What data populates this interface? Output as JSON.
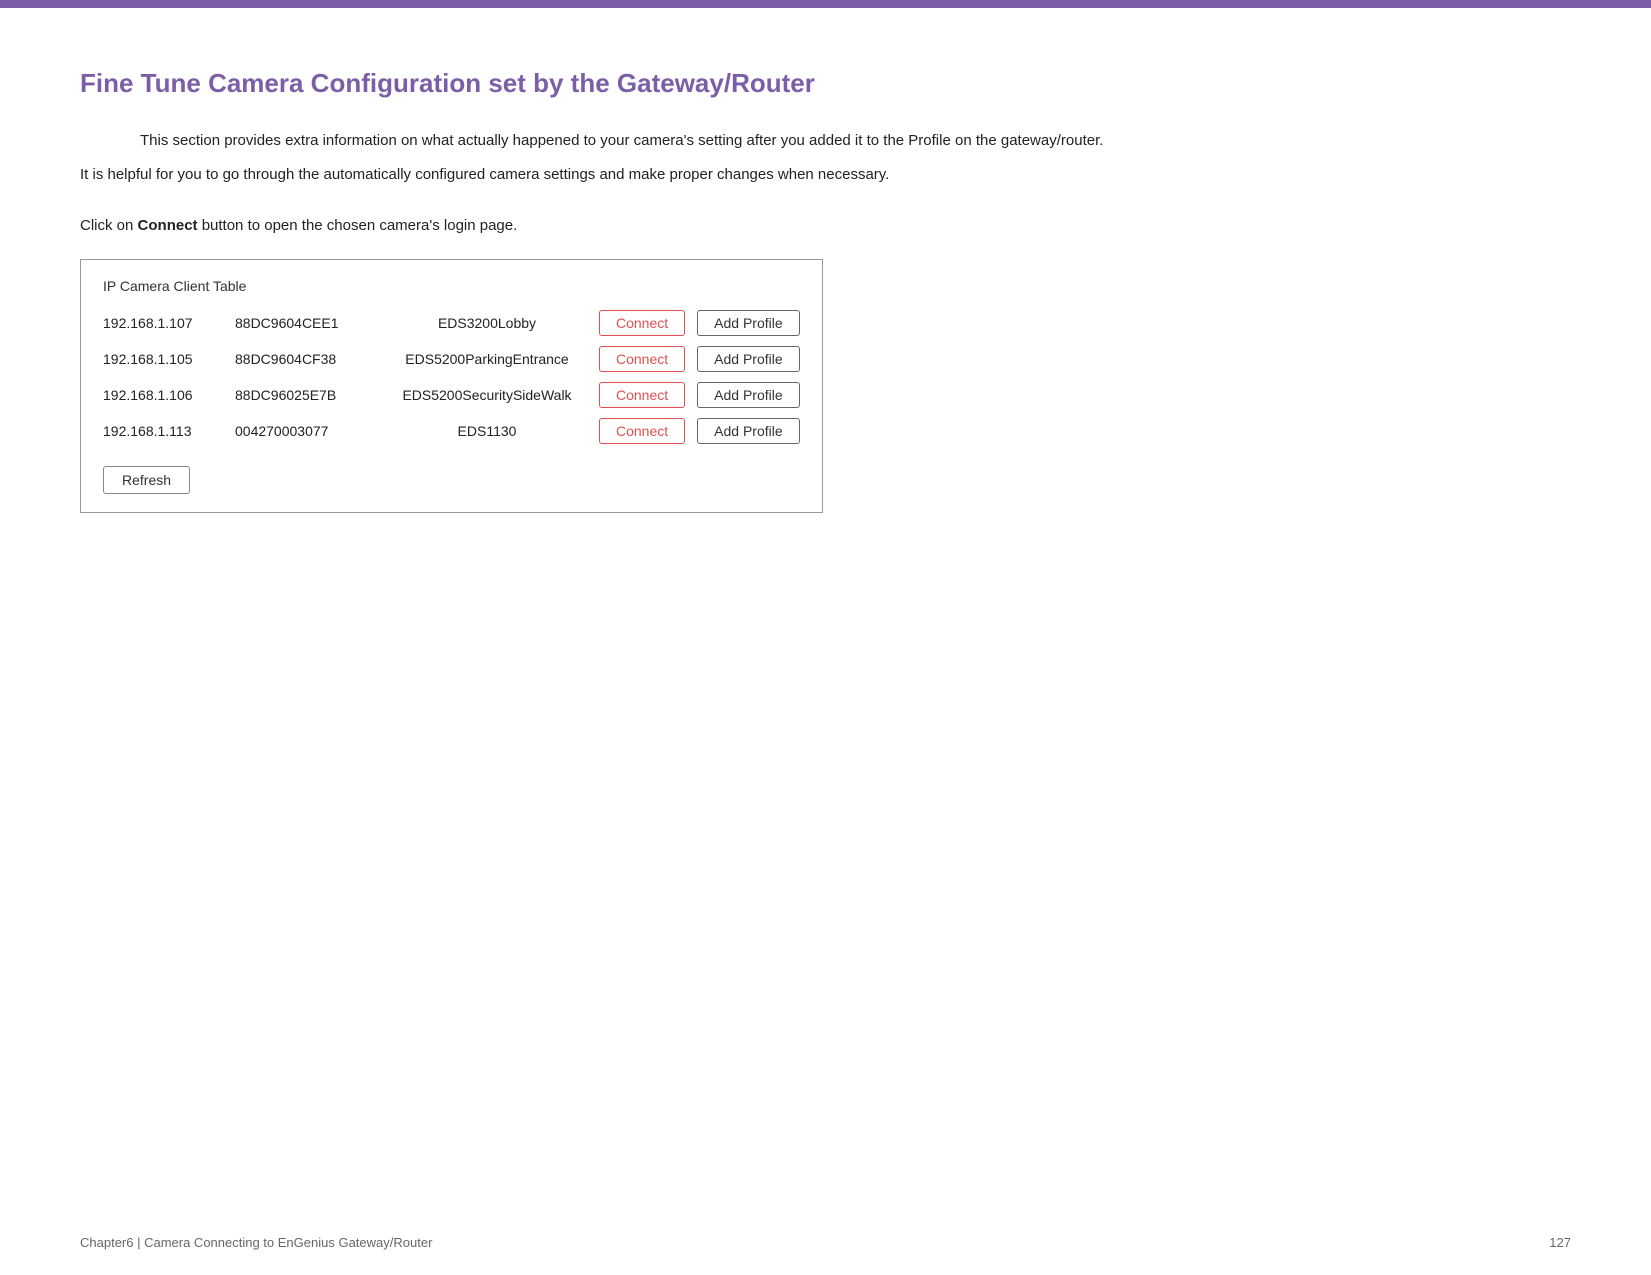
{
  "top_bar": {
    "color": "#7b5ea7"
  },
  "page_title": "Fine Tune Camera Configuration set by the Gateway/Router",
  "intro_paragraph1": "This section provides extra information on what actually happened to your camera's setting after you added it to the Profile on the gateway/router.",
  "intro_paragraph2": "It is helpful for you to go through the automatically configured camera settings and make proper changes when necessary.",
  "connect_instruction_prefix": "Click on ",
  "connect_instruction_bold": "Connect",
  "connect_instruction_suffix": " button to open the chosen camera's login page.",
  "table": {
    "title": "IP Camera Client Table",
    "rows": [
      {
        "ip": "192.168.1.107",
        "mac": "88DC9604CEE1",
        "name": "EDS3200Lobby",
        "connect_label": "Connect",
        "add_profile_label": "Add Profile",
        "connect_highlighted": true
      },
      {
        "ip": "192.168.1.105",
        "mac": "88DC9604CF38",
        "name": "EDS5200ParkingEntrance",
        "connect_label": "Connect",
        "add_profile_label": "Add Profile",
        "connect_highlighted": false
      },
      {
        "ip": "192.168.1.106",
        "mac": "88DC96025E7B",
        "name": "EDS5200SecuritySideWalk",
        "connect_label": "Connect",
        "add_profile_label": "Add Profile",
        "connect_highlighted": false
      },
      {
        "ip": "192.168.1.113",
        "mac": "004270003077",
        "name": "EDS1130",
        "connect_label": "Connect",
        "add_profile_label": "Add Profile",
        "connect_highlighted": false
      }
    ],
    "refresh_label": "Refresh"
  },
  "footer": {
    "left": "Chapter6  |  Camera Connecting to EnGenius Gateway/Router",
    "right": "127"
  }
}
________
Write the listing above out again exactly, dropping each image.

What data populates this interface? Output as JSON.
{
  "top_bar": {
    "color": "#7b5ea7"
  },
  "page_title": "Fine Tune Camera Configuration set by the Gateway/Router",
  "intro_paragraph1": "This section provides extra information on what actually happened to your camera's setting after you added it to the Profile on the gateway/router.",
  "intro_paragraph2": "It is helpful for you to go through the automatically configured camera settings and make proper changes when necessary.",
  "connect_instruction_prefix": "Click on ",
  "connect_instruction_bold": "Connect",
  "connect_instruction_suffix": " button to open the chosen camera's login page.",
  "table": {
    "title": "IP Camera Client Table",
    "rows": [
      {
        "ip": "192.168.1.107",
        "mac": "88DC9604CEE1",
        "name": "EDS3200Lobby",
        "connect_label": "Connect",
        "add_profile_label": "Add Profile",
        "connect_highlighted": true
      },
      {
        "ip": "192.168.1.105",
        "mac": "88DC9604CF38",
        "name": "EDS5200ParkingEntrance",
        "connect_label": "Connect",
        "add_profile_label": "Add Profile",
        "connect_highlighted": false
      },
      {
        "ip": "192.168.1.106",
        "mac": "88DC96025E7B",
        "name": "EDS5200SecuritySideWalk",
        "connect_label": "Connect",
        "add_profile_label": "Add Profile",
        "connect_highlighted": false
      },
      {
        "ip": "192.168.1.113",
        "mac": "004270003077",
        "name": "EDS1130",
        "connect_label": "Connect",
        "add_profile_label": "Add Profile",
        "connect_highlighted": false
      }
    ],
    "refresh_label": "Refresh"
  },
  "footer": {
    "left": "Chapter6  |  Camera Connecting to EnGenius Gateway/Router",
    "right": "127"
  }
}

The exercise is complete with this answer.